**Task description:**
Reproduce the listing below in its entirety. Change nothing.

**Given data:**
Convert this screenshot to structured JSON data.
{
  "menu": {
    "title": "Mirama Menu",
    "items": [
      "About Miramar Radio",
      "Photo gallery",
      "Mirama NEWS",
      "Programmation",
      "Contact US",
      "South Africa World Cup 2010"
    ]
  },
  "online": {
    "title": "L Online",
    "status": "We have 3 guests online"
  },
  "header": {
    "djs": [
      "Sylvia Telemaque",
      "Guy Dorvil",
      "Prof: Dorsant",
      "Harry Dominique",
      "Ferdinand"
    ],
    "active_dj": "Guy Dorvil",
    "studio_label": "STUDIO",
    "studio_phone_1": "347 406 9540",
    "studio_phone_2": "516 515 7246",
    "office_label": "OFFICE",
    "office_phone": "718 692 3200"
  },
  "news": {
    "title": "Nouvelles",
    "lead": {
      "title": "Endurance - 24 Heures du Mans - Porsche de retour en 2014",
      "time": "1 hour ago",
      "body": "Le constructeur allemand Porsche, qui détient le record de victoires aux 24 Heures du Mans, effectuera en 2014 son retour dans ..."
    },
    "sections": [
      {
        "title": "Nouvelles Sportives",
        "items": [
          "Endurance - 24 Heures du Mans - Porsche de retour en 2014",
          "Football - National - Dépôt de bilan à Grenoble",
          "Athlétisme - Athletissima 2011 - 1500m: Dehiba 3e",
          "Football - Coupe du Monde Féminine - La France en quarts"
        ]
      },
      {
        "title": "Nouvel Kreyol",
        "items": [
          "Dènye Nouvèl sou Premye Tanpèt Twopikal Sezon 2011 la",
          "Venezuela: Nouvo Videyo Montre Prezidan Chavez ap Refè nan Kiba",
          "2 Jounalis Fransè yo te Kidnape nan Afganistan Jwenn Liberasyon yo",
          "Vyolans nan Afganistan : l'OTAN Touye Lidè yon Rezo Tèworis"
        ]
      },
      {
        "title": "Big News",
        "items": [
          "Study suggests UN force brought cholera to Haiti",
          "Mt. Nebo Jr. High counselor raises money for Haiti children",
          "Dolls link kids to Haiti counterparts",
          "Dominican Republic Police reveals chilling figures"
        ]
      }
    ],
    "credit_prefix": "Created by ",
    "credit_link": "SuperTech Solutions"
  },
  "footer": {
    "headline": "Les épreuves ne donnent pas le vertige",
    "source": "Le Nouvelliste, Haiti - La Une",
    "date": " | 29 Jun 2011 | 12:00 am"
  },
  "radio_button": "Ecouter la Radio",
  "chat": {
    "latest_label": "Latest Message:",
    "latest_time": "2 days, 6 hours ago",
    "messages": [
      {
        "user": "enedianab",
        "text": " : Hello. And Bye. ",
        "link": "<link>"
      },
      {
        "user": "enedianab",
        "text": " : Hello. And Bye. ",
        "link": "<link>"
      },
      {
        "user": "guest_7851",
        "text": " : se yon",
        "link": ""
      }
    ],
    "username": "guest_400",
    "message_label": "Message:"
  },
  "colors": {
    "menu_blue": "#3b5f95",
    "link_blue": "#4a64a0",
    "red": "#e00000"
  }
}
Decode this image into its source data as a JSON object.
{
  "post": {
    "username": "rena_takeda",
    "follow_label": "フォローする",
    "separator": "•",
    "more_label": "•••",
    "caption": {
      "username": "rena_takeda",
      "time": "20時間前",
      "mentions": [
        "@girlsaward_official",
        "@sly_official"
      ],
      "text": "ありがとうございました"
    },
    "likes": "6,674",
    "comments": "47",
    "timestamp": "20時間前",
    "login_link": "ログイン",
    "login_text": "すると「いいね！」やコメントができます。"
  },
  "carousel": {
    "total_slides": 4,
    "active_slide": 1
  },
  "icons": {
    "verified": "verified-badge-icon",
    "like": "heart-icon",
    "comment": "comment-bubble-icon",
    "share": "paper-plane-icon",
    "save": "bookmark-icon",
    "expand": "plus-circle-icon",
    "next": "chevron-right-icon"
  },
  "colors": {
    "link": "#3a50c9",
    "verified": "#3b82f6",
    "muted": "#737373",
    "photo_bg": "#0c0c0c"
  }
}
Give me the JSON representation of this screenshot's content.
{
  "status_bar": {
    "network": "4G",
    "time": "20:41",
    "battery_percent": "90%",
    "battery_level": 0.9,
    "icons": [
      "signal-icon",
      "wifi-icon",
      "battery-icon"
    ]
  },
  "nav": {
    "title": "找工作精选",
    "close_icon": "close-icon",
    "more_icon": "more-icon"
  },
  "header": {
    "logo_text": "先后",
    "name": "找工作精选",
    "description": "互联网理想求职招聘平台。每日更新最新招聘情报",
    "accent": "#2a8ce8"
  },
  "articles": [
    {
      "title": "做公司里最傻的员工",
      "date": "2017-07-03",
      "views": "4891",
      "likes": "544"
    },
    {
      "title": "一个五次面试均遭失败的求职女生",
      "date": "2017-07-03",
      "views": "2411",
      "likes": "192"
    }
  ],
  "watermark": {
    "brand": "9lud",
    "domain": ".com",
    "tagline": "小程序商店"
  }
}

**Task result:**
Convert this screenshot to structured JSON data.
{
  "menu": {
    "title": "Mirama Menu",
    "items": [
      "About Miramar Radio",
      "Photo gallery",
      "Mirama NEWS",
      "Programmation",
      "Contact US",
      "South Africa World Cup 2010"
    ]
  },
  "online": {
    "title": "L Online",
    "status": "We have 3 guests online"
  },
  "header": {
    "djs": [
      "Sylvia Telemaque",
      "Guy Dorvil",
      "Prof: Dorsant",
      "Harry Dominique",
      "Ferdinand"
    ],
    "active_dj": "Guy Dorvil",
    "studio_label": "STUDIO",
    "studio_phone_1": "347 406 9540",
    "studio_phone_2": "516 515 7246",
    "office_label": "OFFICE",
    "office_phone": "718 692 3200"
  },
  "news": {
    "title": "Nouvelles",
    "lead": {
      "title": "Endurance - 24 Heures du Mans - Porsche de retour en 2014",
      "time": "1 hour ago",
      "body": "Le constructeur allemand Porsche, qui détient le record de victoires aux 24 Heures du Mans, effectuera en 2014 son retour dans ..."
    },
    "sections": [
      {
        "title": "Nouvelles Sportives",
        "items": [
          "Endurance - 24 Heures du Mans - Porsche de retour en 2014",
          "Football - National - Dépôt de bilan à Grenoble",
          "Athlétisme - Athletissima 2011 - 1500m: Dehiba 3e",
          "Football - Coupe du Monde Féminine - La France en quarts"
        ]
      },
      {
        "title": "Nouvel Kreyol",
        "items": [
          "Dènye Nouvèl sou Premye Tanpèt Twopikal Sezon 2011 la",
          "Venezuela: Nouvo Videyo Montre Prezidan Chavez ap Refè nan Kiba",
          "2 Jounalis Fransè yo te Kidnape nan Afganistan Jwenn Liberasyon yo",
          "Vyolans nan Afganistan : l'OTAN Touye Lidè yon Rezo Tèworis"
        ]
      },
      {
        "title": "Big News",
        "items": [
          "Study suggests UN force brought cholera to Haiti",
          "Mt. Nebo Jr. High counselor raises money for Haiti children",
          "Dolls link kids to Haiti counterparts",
          "Dominican Republic Police reveals chilling figures"
        ]
      }
    ],
    "credit_prefix": "Created by ",
    "credit_link": "SuperTech Solutions"
  },
  "footer": {
    "headline": "Les épreuves ne donnent pas le vertige",
    "source": "Le Nouvelliste, Haiti - La Une",
    "date": " | 29 Jun 2011 | 12:00 am"
  },
  "radio_button": "Ecouter la Radio",
  "chat": {
    "latest_label": "Latest Message:",
    "latest_time": "2 days, 6 hours ago",
    "messages": [
      {
        "user": "enedianab",
        "text": " : Hello. And Bye. ",
        "link": "<link>"
      },
      {
        "user": "enedianab",
        "text": " : Hello. And Bye. ",
        "link": "<link>"
      },
      {
        "user": "guest_7851",
        "text": " : se yon",
        "link": ""
      }
    ],
    "username": "guest_400",
    "message_label": "Message:"
  },
  "colors": {
    "menu_blue": "#3b5f95",
    "link_blue": "#4a64a0",
    "red": "#e00000"
  }
}
Decode this image into its source data as a JSON object.
{
  "post": {
    "username": "rena_takeda",
    "follow_label": "フォローする",
    "separator": "•",
    "more_label": "•••",
    "caption": {
      "username": "rena_takeda",
      "time": "20時間前",
      "mentions": [
        "@girlsaward_official",
        "@sly_official"
      ],
      "text": "ありがとうございました"
    },
    "likes": "6,674",
    "comments": "47",
    "timestamp": "20時間前",
    "login_link": "ログイン",
    "login_text": "すると「いいね！」やコメントができます。"
  },
  "carousel": {
    "total_slides": 4,
    "active_slide": 1
  },
  "icons": {
    "verified": "verified-badge-icon",
    "like": "heart-icon",
    "comment": "comment-bubble-icon",
    "share": "paper-plane-icon",
    "save": "bookmark-icon",
    "expand": "plus-circle-icon",
    "next": "chevron-right-icon"
  },
  "colors": {
    "link": "#3a50c9",
    "verified": "#3b82f6",
    "muted": "#737373",
    "photo_bg": "#0c0c0c"
  }
}
Give me the JSON representation of this screenshot's content.
{
  "status_bar": {
    "network": "4G",
    "time": "20:41",
    "battery_percent": "90%",
    "battery_level": 0.9,
    "icons": [
      "signal-icon",
      "wifi-icon",
      "battery-icon"
    ]
  },
  "nav": {
    "title": "找工作精选",
    "close_icon": "close-icon",
    "more_icon": "more-icon"
  },
  "header": {
    "logo_text": "先后",
    "name": "找工作精选",
    "description": "互联网理想求职招聘平台。每日更新最新招聘情报",
    "accent": "#2a8ce8"
  },
  "articles": [
    {
      "title": "做公司里最傻的员工",
      "date": "2017-07-03",
      "views": "4891",
      "likes": "544"
    },
    {
      "title": "一个五次面试均遭失败的求职女生",
      "date": "2017-07-03",
      "views": "2411",
      "likes": "192"
    }
  ],
  "watermark": {
    "brand": "9lud",
    "domain": ".com",
    "tagline": "小程序商店"
  }
}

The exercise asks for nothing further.